## INFORMATION SUPPLIED
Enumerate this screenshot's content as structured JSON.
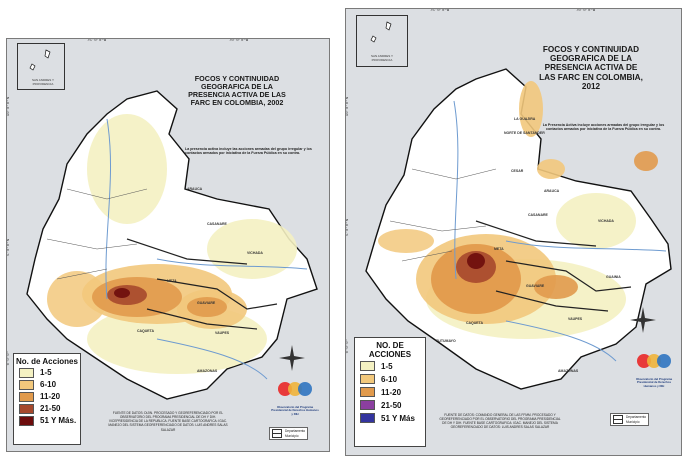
{
  "colors": {
    "background": "#dcdfe3",
    "c1_5": "#f4f1c2",
    "c6_10": "#f2c87c",
    "c11_20": "#e19a4c",
    "c21_50_2002": "#a6482c",
    "c51_2002": "#6d0c0c",
    "c21_50_2012": "#8b3fa0",
    "c51_2012": "#33349e",
    "river": "#6e9bd0",
    "department_border": "#111111"
  },
  "ticks": {
    "lon": [
      "75°0'0\"W",
      "70°0'0\"W"
    ],
    "lat": [
      "10°0'0\"N",
      "5°0'0\"N",
      "0°0'0\""
    ]
  },
  "maps": [
    {
      "title": "FOCOS Y CONTINUIDAD GEOGRAFICA DE LA PRESENCIA ACTIVA DE LAS FARC EN COLOMBIA, 2002",
      "note": "La presencia activa incluye las acciones armadas del grupo irregular y los contactos armados por iniciativa de la Fuerza Pública en su contra.",
      "inset_label": "SAN ANDRES Y PROVIDENCIA",
      "legend": {
        "title": "No. de Acciones",
        "items": [
          {
            "label": "1-5",
            "color": "#f4f1c2"
          },
          {
            "label": "6-10",
            "color": "#f2c87c"
          },
          {
            "label": "11-20",
            "color": "#e19a4c"
          },
          {
            "label": "21-50",
            "color": "#a6482c"
          },
          {
            "label": "51 Y Más.",
            "color": "#6d0c0c"
          }
        ]
      },
      "source": "FUENTE DE DATOS: DIJIN. PROCESADO Y GEOREFERENCIADO POR EL OBSERVATORIO DEL PROGRAMA PRESIDENCIAL DE DH Y DIH. VICEPRESIDENCIA DE LA REPUBLICA. FUENTE BASE CARTOGRAFICA: IGAC. MANEJO DEL SISTEMA GEOREFERENCIADO DE DATOS: LUIS ANDRES SALAS SALAZAR",
      "map_legend": [
        "Departamento",
        "Municipio"
      ],
      "logo_text": "Observatorio del Programa Presidencial de Derechos Humanos y DIH",
      "departments": [
        "CASANARE",
        "META",
        "VICHADA",
        "GUAVIARE",
        "CAQUETA",
        "VAUPES",
        "AMAZONAS",
        "ARAUCA"
      ]
    },
    {
      "title": "FOCOS Y CONTINUIDAD GEOGRAFICA DE LA PRESENCIA ACTIVA DE LAS FARC EN COLOMBIA, 2012",
      "note": "La Presencia Activa incluye acciones armadas del grupo irregular y los contactos armados por iniciativa de la Fuerza Pública en su contra.",
      "inset_label": "SAN ANDRES Y PROVIDENCIA",
      "legend": {
        "title": "NO. DE ACCIONES",
        "items": [
          {
            "label": "1-5",
            "color": "#f4f1c2"
          },
          {
            "label": "6-10",
            "color": "#f2c87c"
          },
          {
            "label": "11-20",
            "color": "#e19a4c"
          },
          {
            "label": "21-50",
            "color": "#8b3fa0"
          },
          {
            "label": "51 Y Más",
            "color": "#33349e"
          }
        ]
      },
      "source": "FUENTE DE DATOS: COMANDO GENERAL DE LAS FFMM. PROCESADO Y GEOREFERENCIADO POR EL OBSERVATORIO DEL PROGRAMA PRESIDENCIAL DE DH Y DIH. FUENTE BASE CARTOGRAFICA: IGAC. MANEJO DEL SISTEMA GEOREFERENCIADO DE DATOS: LUIS ANDRES SALAS SALAZAR",
      "map_legend": [
        "Departamento",
        "Municipio"
      ],
      "logo_text": "Observatorio del Programa Presidencial de Derechos Humanos y DIH",
      "departments": [
        "LA GUAJIRA",
        "CESAR",
        "ARAUCA",
        "CASANARE",
        "VICHADA",
        "META",
        "GUAINIA",
        "GUAVIARE",
        "VAUPES",
        "AMAZONAS",
        "CAQUETA",
        "PUTUMAYO",
        "NORTE DE SANTANDER"
      ]
    }
  ]
}
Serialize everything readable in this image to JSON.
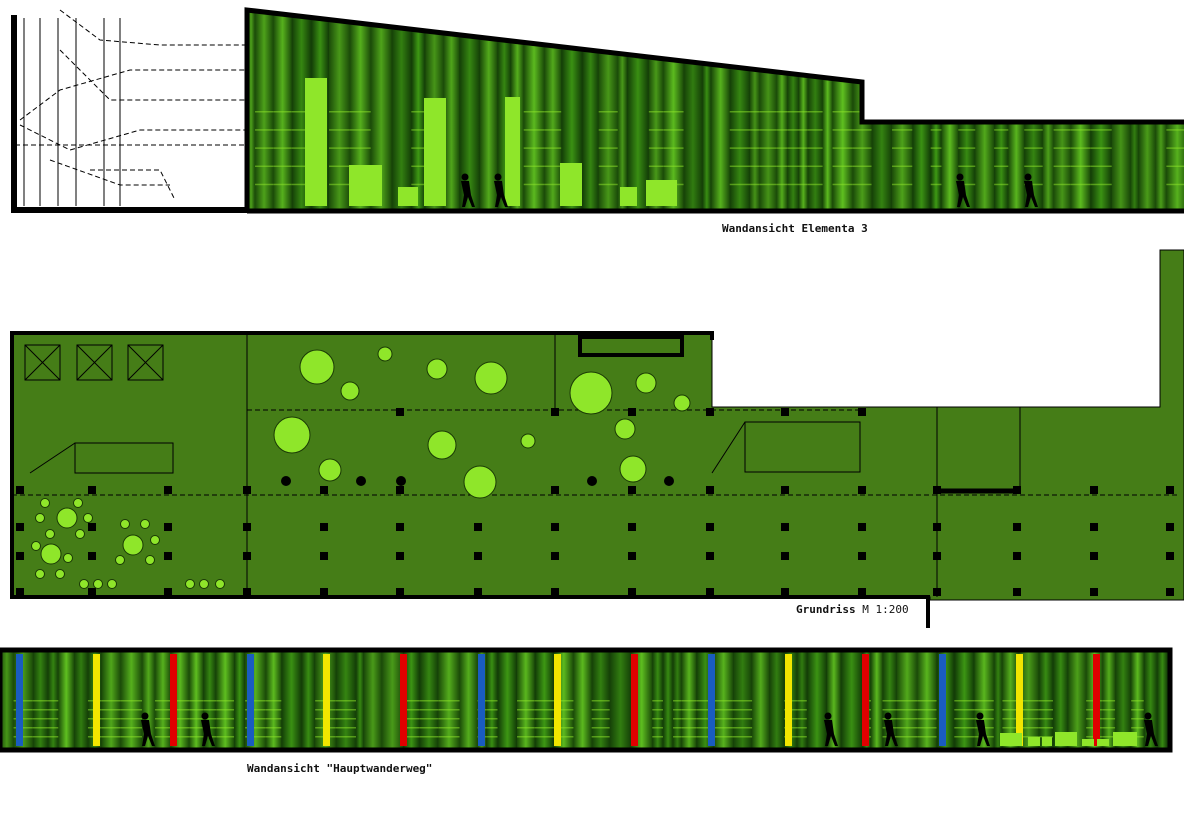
{
  "drawings": [
    {
      "label": "Wandansicht Elementa 3"
    },
    {
      "label": "Grundriss",
      "scale": "M 1:200"
    },
    {
      "label": "Wandansicht \"Hauptwanderweg\""
    }
  ]
}
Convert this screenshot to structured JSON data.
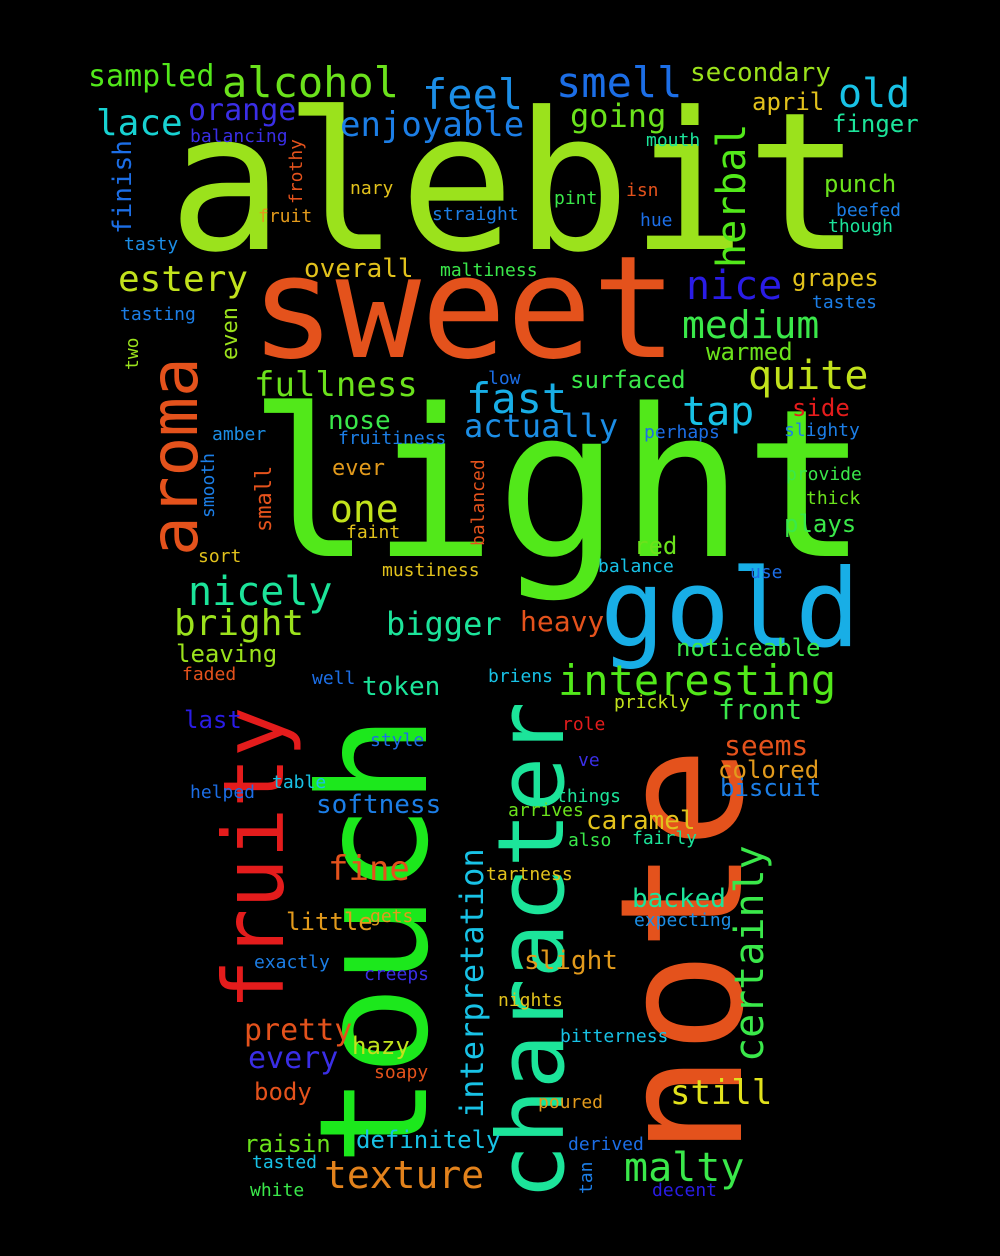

## TASK DESCRIPTION
Return, unchanged, the lines from the one containing "Serialize everything readable" down to the end of the entries above, inclusive. Images are left out.

## EXERCISE RESULT
Serialize everything readable in this image to JSON.
{
  "drawings": [
    {
      "label": "Wandansicht Elementa 3"
    },
    {
      "label": "Grundriss",
      "scale": "M 1:200"
    },
    {
      "label": "Wandansicht \"Hauptwanderweg\""
    }
  ]
}
Convert this screenshot to structured JSON data.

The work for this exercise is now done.